-- START DATA --

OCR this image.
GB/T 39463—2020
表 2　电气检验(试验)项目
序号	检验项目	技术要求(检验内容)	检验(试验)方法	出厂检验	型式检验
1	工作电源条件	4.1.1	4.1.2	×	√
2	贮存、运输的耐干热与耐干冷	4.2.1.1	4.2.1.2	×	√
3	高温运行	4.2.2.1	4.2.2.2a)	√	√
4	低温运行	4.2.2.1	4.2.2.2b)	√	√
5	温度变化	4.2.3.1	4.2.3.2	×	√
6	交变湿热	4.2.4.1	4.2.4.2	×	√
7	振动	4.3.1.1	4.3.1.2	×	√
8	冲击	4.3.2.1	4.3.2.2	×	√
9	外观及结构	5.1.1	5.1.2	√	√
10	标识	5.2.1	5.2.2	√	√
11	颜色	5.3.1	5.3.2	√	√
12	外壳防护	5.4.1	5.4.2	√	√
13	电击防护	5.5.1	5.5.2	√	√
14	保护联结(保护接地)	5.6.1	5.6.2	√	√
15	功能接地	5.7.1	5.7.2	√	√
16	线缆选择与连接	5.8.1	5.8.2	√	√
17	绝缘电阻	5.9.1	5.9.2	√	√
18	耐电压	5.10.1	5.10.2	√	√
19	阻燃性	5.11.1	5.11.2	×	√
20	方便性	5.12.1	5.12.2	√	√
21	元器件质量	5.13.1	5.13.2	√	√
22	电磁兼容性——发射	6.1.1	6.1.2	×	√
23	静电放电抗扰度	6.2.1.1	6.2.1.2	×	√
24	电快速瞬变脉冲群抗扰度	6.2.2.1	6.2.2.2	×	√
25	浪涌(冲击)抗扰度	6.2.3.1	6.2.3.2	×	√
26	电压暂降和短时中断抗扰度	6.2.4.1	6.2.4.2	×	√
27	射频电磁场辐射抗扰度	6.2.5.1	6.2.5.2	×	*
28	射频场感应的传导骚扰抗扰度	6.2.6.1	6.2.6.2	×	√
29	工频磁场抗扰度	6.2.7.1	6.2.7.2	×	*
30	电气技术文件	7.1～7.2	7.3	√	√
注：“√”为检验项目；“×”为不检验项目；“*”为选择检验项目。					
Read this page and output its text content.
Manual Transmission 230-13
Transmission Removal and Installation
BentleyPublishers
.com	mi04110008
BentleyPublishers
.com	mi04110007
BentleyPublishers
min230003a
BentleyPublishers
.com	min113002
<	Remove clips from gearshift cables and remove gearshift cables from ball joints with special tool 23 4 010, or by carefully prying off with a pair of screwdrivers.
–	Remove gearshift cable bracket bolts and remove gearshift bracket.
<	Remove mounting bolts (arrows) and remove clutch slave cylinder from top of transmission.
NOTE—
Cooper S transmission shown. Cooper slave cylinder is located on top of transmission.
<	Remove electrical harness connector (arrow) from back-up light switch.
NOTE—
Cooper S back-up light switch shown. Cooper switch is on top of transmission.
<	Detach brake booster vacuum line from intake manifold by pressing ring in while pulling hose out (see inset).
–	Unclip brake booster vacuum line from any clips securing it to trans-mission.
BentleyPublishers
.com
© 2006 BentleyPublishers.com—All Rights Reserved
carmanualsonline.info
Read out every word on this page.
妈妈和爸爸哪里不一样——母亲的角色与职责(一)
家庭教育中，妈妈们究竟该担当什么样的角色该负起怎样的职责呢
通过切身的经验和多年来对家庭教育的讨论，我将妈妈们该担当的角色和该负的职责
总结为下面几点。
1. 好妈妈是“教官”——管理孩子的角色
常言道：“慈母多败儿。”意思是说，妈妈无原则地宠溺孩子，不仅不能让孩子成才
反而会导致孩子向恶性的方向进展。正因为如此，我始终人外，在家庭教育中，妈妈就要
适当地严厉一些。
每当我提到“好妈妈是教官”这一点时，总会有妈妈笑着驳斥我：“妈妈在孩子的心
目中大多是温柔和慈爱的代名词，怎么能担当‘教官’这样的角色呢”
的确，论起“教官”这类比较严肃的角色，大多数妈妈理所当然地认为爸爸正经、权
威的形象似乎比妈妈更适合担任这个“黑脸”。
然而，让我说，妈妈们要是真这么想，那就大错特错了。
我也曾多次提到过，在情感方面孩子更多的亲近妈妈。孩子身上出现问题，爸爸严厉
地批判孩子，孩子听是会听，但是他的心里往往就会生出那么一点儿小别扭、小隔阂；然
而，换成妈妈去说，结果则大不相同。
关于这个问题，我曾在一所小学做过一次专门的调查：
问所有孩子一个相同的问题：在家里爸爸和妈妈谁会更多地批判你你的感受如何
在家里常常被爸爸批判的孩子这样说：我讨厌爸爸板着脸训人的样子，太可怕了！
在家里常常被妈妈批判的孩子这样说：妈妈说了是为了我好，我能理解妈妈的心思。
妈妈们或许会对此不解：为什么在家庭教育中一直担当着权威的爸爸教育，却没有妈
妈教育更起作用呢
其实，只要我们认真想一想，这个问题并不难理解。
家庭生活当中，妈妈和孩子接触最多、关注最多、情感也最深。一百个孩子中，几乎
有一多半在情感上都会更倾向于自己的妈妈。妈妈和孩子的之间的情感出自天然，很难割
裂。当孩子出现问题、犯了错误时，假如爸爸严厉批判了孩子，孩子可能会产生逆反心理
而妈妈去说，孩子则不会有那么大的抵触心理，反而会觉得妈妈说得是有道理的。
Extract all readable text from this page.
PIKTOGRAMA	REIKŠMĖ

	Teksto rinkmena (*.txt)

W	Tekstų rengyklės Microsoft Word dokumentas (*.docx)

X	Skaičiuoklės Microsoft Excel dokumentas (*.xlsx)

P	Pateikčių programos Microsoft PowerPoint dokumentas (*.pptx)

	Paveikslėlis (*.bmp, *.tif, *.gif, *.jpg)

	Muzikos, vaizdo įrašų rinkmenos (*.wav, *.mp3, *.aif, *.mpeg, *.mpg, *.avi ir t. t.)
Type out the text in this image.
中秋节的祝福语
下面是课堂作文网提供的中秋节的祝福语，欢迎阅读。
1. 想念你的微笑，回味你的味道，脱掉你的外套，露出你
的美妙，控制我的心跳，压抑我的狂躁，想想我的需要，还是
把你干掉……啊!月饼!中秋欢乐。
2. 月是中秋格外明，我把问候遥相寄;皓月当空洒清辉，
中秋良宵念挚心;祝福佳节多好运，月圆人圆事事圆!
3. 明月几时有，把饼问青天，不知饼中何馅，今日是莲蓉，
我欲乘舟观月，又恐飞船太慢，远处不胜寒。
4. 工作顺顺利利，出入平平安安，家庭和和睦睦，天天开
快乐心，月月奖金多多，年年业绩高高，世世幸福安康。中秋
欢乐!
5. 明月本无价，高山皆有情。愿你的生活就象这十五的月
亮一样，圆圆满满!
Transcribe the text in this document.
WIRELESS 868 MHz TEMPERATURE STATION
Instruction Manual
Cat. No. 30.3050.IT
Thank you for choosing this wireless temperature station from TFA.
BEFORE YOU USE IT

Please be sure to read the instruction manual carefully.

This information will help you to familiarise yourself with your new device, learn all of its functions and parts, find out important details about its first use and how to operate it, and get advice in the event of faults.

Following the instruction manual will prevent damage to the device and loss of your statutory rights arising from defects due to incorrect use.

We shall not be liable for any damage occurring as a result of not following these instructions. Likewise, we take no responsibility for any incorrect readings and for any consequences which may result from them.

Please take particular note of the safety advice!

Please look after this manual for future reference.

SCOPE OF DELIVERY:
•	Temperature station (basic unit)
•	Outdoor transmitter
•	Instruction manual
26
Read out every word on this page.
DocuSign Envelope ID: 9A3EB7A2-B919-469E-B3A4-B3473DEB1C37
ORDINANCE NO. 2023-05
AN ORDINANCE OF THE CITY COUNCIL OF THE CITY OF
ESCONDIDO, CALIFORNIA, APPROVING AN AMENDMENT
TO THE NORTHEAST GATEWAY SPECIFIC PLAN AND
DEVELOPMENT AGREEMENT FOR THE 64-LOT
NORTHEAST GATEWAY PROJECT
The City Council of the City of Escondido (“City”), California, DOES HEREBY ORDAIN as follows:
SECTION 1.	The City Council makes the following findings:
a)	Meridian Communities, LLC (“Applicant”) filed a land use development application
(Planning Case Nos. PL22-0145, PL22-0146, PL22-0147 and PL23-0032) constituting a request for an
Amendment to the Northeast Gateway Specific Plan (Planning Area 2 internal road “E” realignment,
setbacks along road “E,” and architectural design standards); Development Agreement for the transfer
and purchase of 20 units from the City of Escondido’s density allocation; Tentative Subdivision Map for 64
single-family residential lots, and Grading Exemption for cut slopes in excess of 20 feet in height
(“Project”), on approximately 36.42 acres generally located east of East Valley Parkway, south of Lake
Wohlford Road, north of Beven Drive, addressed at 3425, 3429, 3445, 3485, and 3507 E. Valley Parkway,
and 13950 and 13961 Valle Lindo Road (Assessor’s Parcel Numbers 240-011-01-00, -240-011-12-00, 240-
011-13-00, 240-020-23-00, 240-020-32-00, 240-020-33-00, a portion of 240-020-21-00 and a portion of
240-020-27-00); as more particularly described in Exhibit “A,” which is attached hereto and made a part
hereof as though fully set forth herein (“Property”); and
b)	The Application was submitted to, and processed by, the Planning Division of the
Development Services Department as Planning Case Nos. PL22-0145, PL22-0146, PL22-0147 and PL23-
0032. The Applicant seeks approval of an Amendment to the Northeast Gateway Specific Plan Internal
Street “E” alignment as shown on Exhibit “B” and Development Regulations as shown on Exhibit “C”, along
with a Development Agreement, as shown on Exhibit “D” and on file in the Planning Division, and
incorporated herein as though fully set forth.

-- END DATA --

## TO BE DONE
Keep only the lines that hold the string "with", and copy them out.

## SOLUTION TO THE PROBLEM
<	Remove clips from gearshift cables and remove gearshift cables from ball joints with special tool 23 4 010, or by carefully prying off with a pair of screwdrivers.
This information will help you to familiarise yourself with your new device, learn all of its functions and parts, find out important details about its first use and how to operate it, and get advice in the event of faults.
with a Development Agreement, as shown on Exhibit “D” and on file in the Planning Division, and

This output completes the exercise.